╭──

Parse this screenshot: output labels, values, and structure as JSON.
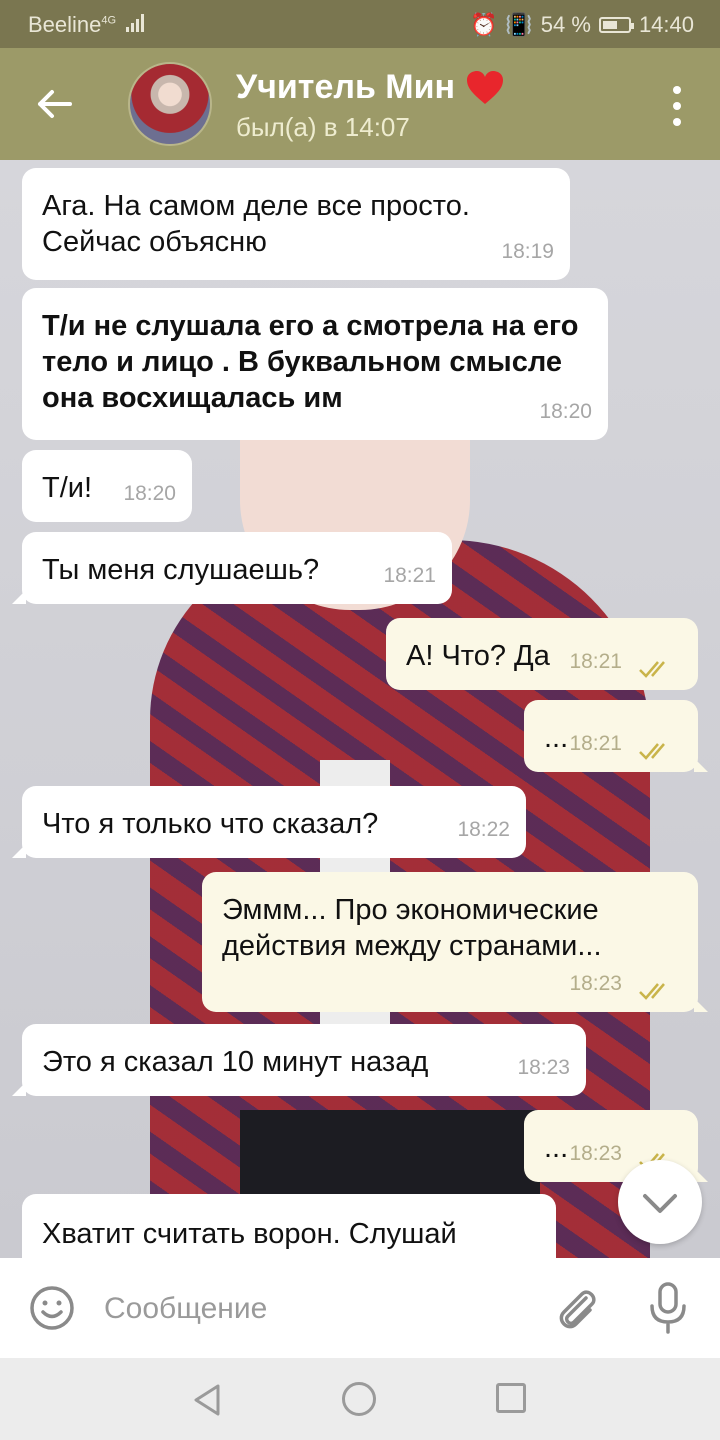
{
  "status_bar": {
    "carrier": "Beeline",
    "network": "4G",
    "battery": "54 %",
    "battery_level": 0.54,
    "time": "14:40"
  },
  "header": {
    "title": "Учитель Мин",
    "heart_emoji": "❤️",
    "subtitle": "был(а) в 14:07"
  },
  "messages": [
    {
      "dir": "in",
      "text": "Ага. На самом деле все просто. Сейчас объясню",
      "time": "18:19"
    },
    {
      "dir": "in",
      "text": "Т/и не слушала его а смотрела на его тело и лицо . В буквальном смысле она восхищалась им",
      "time": "18:20",
      "bold": true
    },
    {
      "dir": "in",
      "text": "Т/и!",
      "time": "18:20"
    },
    {
      "dir": "in",
      "text": "Ты меня слушаешь?",
      "time": "18:21"
    },
    {
      "dir": "out",
      "text": "А! Что? Да",
      "time": "18:21",
      "status": "read"
    },
    {
      "dir": "out",
      "text": "...",
      "time": "18:21",
      "status": "read"
    },
    {
      "dir": "in",
      "text": "Что я только что сказал?",
      "time": "18:22"
    },
    {
      "dir": "out",
      "text": "Эммм... Про экономические действия между странами...",
      "time": "18:23",
      "status": "read"
    },
    {
      "dir": "in",
      "text": "Это я сказал 10 минут назад",
      "time": "18:23"
    },
    {
      "dir": "out",
      "text": "...",
      "time": "18:23",
      "status": "read"
    },
    {
      "dir": "in",
      "text": "Хватит считать ворон. Слушай",
      "time": ""
    }
  ],
  "input": {
    "placeholder": "Сообщение"
  },
  "colors": {
    "header": "#9c9a68",
    "status_bar": "#7a7650",
    "incoming_bubble": "#ffffff",
    "outgoing_bubble": "#fbf8e6",
    "read_ticks": "#c9b44a"
  },
  "icons": [
    "back-arrow-icon",
    "more-vert-icon",
    "emoji-icon",
    "attach-icon",
    "mic-icon",
    "chevron-down-icon",
    "nav-back-icon",
    "nav-home-icon",
    "nav-recent-icon"
  ]
}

╰──

# WHAT NEEDS TO BE DONE
Print the complete listing exactly, apart from any pictures.

# RESPONSE TO THIS TASK
Parse this screenshot: output labels, values, and structure as JSON.
{
  "status_bar": {
    "carrier": "Beeline",
    "network": "4G",
    "battery": "54 %",
    "battery_level": 0.54,
    "time": "14:40"
  },
  "header": {
    "title": "Учитель Мин",
    "heart_emoji": "❤️",
    "subtitle": "был(а) в 14:07"
  },
  "messages": [
    {
      "dir": "in",
      "text": "Ага. На самом деле все просто. Сейчас объясню",
      "time": "18:19"
    },
    {
      "dir": "in",
      "text": "Т/и не слушала его а смотрела на его тело и лицо . В буквальном смысле она восхищалась им",
      "time": "18:20",
      "bold": true
    },
    {
      "dir": "in",
      "text": "Т/и!",
      "time": "18:20"
    },
    {
      "dir": "in",
      "text": "Ты меня слушаешь?",
      "time": "18:21"
    },
    {
      "dir": "out",
      "text": "А! Что? Да",
      "time": "18:21",
      "status": "read"
    },
    {
      "dir": "out",
      "text": "...",
      "time": "18:21",
      "status": "read"
    },
    {
      "dir": "in",
      "text": "Что я только что сказал?",
      "time": "18:22"
    },
    {
      "dir": "out",
      "text": "Эммм... Про экономические действия между странами...",
      "time": "18:23",
      "status": "read"
    },
    {
      "dir": "in",
      "text": "Это я сказал 10 минут назад",
      "time": "18:23"
    },
    {
      "dir": "out",
      "text": "...",
      "time": "18:23",
      "status": "read"
    },
    {
      "dir": "in",
      "text": "Хватит считать ворон. Слушай",
      "time": ""
    }
  ],
  "input": {
    "placeholder": "Сообщение"
  },
  "colors": {
    "header": "#9c9a68",
    "status_bar": "#7a7650",
    "incoming_bubble": "#ffffff",
    "outgoing_bubble": "#fbf8e6",
    "read_ticks": "#c9b44a"
  },
  "icons": [
    "back-arrow-icon",
    "more-vert-icon",
    "emoji-icon",
    "attach-icon",
    "mic-icon",
    "chevron-down-icon",
    "nav-back-icon",
    "nav-home-icon",
    "nav-recent-icon"
  ]
}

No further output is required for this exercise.